__ASSIGNMENT__.
In the passage on class actions, reproduce the text starting with "The truth, of" and going on through "Rule 23 hearing.".

__EXTRACT TO READ__.
________

But let’s say, instead, that Goldman had a completely different team working on every single new RMBS issue. And those teams had completely different systems, completely different methods of quality control, got completely different sets of reports, and actually operated in offices in separate countries without ever speaking to each other.
Well, in that case, there’s a very real chance that proof of problems in one issue wouldn’t do very much to advance claims based on a different issue.
The truth, of course, is somewhere between these poles. But the important point is this: You can’t make this determination on the pleadings. It requires discovery. It requires a theory of how the plaintiffs’ claims are going to be proved, how the case is going to be tried. It requires, in other words, a Rule 23 hearing.
Ultimately, by definition, a class action involves one injured person - the named plaintiff - suing for redress of the injuries that happened to other people. This is justified on the ground that the named plaintiff's injuries are close enough to those of the rest of the class to allow the named plaintiff to sue as a representative for the others. What's "close enough"? Well, you can either look for some Platonic concept of "closeness" based on first principles - like, whether all the securities were bought from a single trust, or tranche, or shared an originator - or you can look to practical realities: what will the trial look like? And if it's the latter, it'll be a very rare case where decision on the pleadings is warranted.

________

Saved data entries:
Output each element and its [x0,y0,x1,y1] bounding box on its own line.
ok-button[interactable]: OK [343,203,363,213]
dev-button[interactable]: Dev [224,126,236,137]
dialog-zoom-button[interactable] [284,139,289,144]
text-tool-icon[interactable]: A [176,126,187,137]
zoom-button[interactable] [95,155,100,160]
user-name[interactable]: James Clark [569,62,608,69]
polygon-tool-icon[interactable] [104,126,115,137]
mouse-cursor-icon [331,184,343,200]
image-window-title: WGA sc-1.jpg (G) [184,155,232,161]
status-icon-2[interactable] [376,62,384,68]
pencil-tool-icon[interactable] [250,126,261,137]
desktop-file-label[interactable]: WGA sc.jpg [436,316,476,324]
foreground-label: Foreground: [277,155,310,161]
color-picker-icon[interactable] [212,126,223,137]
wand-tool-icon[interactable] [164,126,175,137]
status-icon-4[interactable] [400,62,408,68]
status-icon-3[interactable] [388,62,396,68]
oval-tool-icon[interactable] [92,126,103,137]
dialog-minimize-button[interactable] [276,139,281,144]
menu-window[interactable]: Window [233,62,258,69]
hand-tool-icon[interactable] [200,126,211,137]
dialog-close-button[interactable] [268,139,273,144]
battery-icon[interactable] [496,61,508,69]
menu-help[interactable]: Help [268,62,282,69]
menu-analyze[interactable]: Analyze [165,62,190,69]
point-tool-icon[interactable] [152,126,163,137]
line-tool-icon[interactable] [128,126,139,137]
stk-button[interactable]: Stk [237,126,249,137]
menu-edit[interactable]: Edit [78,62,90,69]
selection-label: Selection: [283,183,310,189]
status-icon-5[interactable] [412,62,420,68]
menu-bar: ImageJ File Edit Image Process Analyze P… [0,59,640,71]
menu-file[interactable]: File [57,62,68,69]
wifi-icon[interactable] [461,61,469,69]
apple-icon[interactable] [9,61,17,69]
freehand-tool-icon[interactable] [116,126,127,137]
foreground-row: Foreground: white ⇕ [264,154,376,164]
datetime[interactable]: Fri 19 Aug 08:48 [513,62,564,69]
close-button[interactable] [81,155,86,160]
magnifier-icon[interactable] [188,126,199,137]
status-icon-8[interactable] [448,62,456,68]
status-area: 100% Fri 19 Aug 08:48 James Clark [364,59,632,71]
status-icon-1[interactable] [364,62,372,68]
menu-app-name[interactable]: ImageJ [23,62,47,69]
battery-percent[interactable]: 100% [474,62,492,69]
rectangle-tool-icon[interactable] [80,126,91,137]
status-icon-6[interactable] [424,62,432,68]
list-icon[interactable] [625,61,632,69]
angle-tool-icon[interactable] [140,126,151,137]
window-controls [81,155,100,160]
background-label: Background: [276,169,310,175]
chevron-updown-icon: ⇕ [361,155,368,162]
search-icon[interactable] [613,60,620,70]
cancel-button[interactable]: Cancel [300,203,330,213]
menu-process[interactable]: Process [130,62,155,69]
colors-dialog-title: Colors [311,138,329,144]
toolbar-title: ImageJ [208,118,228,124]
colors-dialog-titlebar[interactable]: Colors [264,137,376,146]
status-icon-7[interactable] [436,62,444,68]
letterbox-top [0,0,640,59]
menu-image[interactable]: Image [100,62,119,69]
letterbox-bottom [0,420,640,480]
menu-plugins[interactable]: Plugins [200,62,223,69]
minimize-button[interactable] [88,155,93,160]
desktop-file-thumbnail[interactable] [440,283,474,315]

________

__EXERCISE SOLUTION__.
The truth, of course, is somewhere between these poles. But the important point is this: You can’t make this determination on the pleadings. It requires discovery. It requires a theory of how the plaintiffs’ claims are going to be proved, how the case is going to be tried. It requires, in other words, a Rule 23 hearing.